# [Text segment]
Here’s a clearer guide on how exactly to setup the ADB drivers on Windows, with screenshots for each step.
- Follow the installation section of this post. Ignore step 8 (“Windows: install the latest Android phone drivers using the instructions”)
- Browse to the android-sdk-windows folder:
- Run SDK Setup:
- Close the Refresh Sources box (pictured above) if it opens.
- Close the Choose Packages to Install box if that’s open too.
- Click the Settings option on the right
- Under Misc, check the box which says: “Force https://… sources to be fetched using http://…”
- Go on Available Packages and click the + (plus) sign next to the long URL (http://dl-ssl.google.com/android…) to expand it
- Select Usb Driver package and press Install Selected
- Select Accept under the terms and then press Install
- When the installation is completed, close the Installing Archives window
- IMPORTANT: In your SDK folder you’ll now have a new folder called usb_driver. This is the location to search in the rest of the tutorial when you’re required to locate the driver
- Make sure you have Device Debugging enabled on your phone by going to Settings > Applications > Development > USB Debugging and ticking the checkbox.
- Connect your phone via the USB cable. You’ll notice the Debugging icon in the notification bar, and opening the notification bar will show “USB debugging connected”
- If you’re on Windows XP, follow the steps described in the Perform A Fresh Installation section here
If you’re on Windows Vista or Windows 7, follow the steps described in the Perform A Fresh Installation section here
REMEMBER: Where it says “Click “Browse…” and locate the folder where you copied the installation package.” it’s the directory in Step 12 above
- The drivers should now be fully installed.
Installing the drivers lets you connect your phone in debug mode. This allows you to take advantage of the SDK tools, such as ddms which lets you take screenshots. It also lets you easily install applications from your computer, browse files on your phone and if you start developing Android applications you can quickly test them out on your phone.

# [Questions to answer]
1 – Return the portion of the ADB driver setup guide between "- Go on Available" and "ticking the checkbox.", inclusive, copied word for word.
2 – Carry the ADB driver setup guide forward from its final sentence.

# [Data excerpts]
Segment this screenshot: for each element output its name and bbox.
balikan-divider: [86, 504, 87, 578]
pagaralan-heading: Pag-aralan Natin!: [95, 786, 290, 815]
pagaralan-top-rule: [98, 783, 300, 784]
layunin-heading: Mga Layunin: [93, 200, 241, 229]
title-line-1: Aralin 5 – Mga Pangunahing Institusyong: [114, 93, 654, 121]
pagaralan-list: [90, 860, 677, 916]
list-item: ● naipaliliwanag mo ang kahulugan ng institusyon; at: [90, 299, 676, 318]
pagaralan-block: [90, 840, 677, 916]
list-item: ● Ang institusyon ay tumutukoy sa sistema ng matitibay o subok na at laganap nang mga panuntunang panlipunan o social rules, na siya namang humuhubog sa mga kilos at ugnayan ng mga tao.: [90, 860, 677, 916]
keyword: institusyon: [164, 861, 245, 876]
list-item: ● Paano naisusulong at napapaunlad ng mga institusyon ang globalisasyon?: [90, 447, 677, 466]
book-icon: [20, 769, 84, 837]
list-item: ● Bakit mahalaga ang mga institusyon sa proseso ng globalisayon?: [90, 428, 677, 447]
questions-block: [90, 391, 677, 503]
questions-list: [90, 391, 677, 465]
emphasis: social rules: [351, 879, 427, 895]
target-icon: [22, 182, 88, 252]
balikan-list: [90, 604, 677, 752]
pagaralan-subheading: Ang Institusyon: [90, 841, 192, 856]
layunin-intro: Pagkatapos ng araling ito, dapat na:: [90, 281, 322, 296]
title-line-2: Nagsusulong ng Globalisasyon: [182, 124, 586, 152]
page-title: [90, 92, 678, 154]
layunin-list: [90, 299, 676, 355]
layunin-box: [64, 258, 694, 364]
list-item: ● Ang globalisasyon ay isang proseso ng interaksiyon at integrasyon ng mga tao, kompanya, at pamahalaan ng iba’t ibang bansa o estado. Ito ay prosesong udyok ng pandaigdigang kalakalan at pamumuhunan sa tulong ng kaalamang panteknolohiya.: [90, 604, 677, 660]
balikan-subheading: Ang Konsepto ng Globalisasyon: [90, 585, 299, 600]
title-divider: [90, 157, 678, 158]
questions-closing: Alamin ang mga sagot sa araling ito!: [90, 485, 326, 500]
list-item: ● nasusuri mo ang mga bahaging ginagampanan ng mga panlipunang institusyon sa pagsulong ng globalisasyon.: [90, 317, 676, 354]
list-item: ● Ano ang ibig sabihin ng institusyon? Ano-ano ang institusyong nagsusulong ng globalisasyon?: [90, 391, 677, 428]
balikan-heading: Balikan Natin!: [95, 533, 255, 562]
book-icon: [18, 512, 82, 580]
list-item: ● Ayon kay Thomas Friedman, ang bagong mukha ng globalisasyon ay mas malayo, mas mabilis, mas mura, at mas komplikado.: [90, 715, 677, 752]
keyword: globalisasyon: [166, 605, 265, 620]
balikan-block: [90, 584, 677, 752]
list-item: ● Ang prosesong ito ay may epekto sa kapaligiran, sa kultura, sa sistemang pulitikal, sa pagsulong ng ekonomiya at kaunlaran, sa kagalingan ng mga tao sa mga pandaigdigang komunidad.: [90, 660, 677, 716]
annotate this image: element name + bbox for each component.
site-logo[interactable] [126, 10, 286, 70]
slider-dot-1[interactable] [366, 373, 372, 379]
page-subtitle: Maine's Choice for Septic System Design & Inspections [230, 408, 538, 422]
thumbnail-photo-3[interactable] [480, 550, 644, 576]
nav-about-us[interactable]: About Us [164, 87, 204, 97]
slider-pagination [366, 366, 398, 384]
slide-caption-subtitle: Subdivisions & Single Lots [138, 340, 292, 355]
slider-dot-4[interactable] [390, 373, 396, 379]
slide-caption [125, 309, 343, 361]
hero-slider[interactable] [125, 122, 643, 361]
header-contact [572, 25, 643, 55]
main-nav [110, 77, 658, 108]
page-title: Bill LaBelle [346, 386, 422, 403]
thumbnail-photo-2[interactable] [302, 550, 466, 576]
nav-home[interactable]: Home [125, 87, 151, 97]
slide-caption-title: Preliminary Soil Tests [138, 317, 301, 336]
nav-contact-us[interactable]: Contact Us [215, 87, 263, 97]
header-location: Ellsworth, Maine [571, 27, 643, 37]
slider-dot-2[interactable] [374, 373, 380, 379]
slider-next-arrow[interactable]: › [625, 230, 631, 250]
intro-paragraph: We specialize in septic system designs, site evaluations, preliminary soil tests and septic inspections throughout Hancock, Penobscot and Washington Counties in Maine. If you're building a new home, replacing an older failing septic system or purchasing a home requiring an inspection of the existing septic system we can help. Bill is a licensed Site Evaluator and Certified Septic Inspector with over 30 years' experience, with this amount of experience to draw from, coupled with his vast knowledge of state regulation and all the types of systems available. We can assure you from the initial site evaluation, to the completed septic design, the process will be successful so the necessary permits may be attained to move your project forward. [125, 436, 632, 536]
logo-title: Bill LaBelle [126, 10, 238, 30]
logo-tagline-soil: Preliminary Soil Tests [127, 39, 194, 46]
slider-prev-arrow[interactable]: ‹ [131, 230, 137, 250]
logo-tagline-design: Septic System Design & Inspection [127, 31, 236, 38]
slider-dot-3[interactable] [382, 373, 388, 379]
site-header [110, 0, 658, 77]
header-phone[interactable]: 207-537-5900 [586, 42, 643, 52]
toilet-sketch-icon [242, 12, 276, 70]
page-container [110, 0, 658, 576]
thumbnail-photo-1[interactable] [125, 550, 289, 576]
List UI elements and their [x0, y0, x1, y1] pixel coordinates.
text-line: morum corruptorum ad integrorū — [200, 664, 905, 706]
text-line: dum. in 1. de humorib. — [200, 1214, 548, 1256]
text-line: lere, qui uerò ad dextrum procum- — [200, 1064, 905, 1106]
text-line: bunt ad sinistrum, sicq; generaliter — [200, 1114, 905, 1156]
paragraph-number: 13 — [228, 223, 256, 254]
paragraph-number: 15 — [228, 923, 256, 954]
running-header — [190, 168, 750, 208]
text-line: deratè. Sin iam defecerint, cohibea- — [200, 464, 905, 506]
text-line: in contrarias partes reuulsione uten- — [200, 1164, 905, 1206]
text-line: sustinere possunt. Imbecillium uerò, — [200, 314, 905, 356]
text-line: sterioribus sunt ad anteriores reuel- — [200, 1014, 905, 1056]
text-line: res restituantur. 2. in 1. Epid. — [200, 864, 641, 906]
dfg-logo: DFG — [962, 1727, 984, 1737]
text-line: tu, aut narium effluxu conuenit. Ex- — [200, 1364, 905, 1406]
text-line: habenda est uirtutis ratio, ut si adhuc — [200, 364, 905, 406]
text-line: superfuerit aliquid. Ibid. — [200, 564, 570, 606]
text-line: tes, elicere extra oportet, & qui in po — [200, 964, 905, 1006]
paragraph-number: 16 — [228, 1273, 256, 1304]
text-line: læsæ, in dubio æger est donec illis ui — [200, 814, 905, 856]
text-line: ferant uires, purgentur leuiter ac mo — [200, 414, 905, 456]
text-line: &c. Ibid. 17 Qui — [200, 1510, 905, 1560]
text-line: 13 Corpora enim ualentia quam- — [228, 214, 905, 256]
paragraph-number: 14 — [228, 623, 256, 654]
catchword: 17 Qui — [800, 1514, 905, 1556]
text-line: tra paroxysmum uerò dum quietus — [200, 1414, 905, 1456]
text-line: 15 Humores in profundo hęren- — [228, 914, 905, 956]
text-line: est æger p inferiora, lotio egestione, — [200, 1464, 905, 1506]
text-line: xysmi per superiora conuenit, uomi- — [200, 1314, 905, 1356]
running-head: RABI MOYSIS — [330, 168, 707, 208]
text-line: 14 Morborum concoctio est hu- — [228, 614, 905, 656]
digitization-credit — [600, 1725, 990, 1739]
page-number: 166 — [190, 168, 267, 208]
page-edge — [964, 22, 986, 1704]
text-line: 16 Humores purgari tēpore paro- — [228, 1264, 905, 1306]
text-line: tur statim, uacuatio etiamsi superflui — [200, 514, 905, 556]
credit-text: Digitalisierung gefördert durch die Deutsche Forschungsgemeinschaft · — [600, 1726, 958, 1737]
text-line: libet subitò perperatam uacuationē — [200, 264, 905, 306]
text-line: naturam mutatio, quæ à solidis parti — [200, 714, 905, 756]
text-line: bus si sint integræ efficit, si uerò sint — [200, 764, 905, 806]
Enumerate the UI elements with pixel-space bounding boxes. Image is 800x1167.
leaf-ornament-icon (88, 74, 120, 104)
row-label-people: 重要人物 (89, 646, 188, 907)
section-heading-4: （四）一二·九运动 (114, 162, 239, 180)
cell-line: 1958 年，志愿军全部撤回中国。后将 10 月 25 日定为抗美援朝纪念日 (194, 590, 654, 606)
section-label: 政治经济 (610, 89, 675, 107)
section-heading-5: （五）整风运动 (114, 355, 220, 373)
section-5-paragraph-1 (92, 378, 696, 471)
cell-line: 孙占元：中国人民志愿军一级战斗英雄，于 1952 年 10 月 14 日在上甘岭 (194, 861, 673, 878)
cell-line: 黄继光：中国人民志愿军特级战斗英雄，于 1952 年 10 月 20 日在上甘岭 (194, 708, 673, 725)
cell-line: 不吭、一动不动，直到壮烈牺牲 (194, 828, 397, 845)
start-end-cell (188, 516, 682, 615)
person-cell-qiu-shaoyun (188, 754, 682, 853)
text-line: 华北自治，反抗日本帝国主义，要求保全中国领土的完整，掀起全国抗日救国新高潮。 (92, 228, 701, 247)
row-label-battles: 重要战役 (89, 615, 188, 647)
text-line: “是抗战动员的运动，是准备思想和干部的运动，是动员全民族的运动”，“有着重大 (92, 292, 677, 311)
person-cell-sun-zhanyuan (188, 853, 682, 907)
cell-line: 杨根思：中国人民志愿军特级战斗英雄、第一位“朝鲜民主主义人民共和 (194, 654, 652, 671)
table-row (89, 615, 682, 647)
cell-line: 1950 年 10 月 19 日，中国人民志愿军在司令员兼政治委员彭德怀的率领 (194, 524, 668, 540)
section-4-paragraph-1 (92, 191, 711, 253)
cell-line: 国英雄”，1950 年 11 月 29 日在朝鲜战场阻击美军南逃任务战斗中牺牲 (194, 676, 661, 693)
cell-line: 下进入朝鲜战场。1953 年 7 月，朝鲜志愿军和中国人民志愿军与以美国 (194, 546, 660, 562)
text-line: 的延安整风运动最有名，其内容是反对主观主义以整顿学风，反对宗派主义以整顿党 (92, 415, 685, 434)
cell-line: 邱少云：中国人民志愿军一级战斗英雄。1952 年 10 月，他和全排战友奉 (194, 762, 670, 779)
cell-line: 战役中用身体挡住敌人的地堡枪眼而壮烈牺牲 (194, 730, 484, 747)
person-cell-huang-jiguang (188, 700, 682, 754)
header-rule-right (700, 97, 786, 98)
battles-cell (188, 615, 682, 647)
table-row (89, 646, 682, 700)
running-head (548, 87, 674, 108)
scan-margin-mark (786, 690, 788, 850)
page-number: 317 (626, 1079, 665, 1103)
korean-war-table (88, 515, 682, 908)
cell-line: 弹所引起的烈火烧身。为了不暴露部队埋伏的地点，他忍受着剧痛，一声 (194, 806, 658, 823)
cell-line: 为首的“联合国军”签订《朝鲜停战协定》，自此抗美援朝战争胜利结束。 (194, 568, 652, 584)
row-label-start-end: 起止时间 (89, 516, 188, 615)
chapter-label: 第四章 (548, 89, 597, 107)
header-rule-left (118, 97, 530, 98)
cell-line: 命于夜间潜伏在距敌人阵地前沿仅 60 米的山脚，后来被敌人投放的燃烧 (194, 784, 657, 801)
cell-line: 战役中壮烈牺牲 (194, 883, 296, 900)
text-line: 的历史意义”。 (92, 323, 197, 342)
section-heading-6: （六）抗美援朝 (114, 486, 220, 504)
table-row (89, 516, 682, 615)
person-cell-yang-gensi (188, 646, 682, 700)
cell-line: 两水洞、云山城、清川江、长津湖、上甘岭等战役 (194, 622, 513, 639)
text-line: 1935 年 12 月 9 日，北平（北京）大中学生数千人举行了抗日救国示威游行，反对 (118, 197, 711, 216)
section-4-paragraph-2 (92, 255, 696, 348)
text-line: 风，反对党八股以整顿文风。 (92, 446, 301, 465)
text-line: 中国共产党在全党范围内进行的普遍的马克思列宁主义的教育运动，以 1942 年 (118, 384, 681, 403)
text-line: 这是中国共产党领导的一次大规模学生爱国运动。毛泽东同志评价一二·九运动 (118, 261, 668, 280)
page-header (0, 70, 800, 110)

# [Expected results]
1 –
- Go on Available Packages and click the + (plus) sign next to the long URL (http://dl-ssl.google.com/android…) to expand it
- Select Usb Driver package and press Install Selected
- Select Accept under the terms and then press Install
- When the installation is completed, close the Installing Archives window
- IMPORTANT: In your SDK folder you’ll now have a new folder called usb_driver. This is the location to search in the rest of the tutorial when you’re required to locate the driver
- Make sure you have Device Debugging enabled on your phone by going to Settings > Applications > Development > USB Debugging and ticking the checkbox.

2 –
UPDATE: If the drivers don’t work for you then try using these drivers instead
There’s no easy way to take screenshots with an Android phone. This is due to security issues that could arise if applications were capable of taking screenshots. For example, imagine an app that would run in the background, take a screenshot every 2 minutes and upload the image to a remote server. For now, two methods exist but neither are as straightforward as we’d like them to be:
1) Use a rooted phone. Rooting your phone gives you full access to your phone system and therefore it’s possible to access the screenshot functionality. If you’ve rooted your phone just download ShootMe from the Market and all you need to do is shake the phone to capture a screenshot.
2) Using the Android SDK and a USB cable.
This method involves a few steps but once you’ve completed the setup, taking future screenshots is very easy.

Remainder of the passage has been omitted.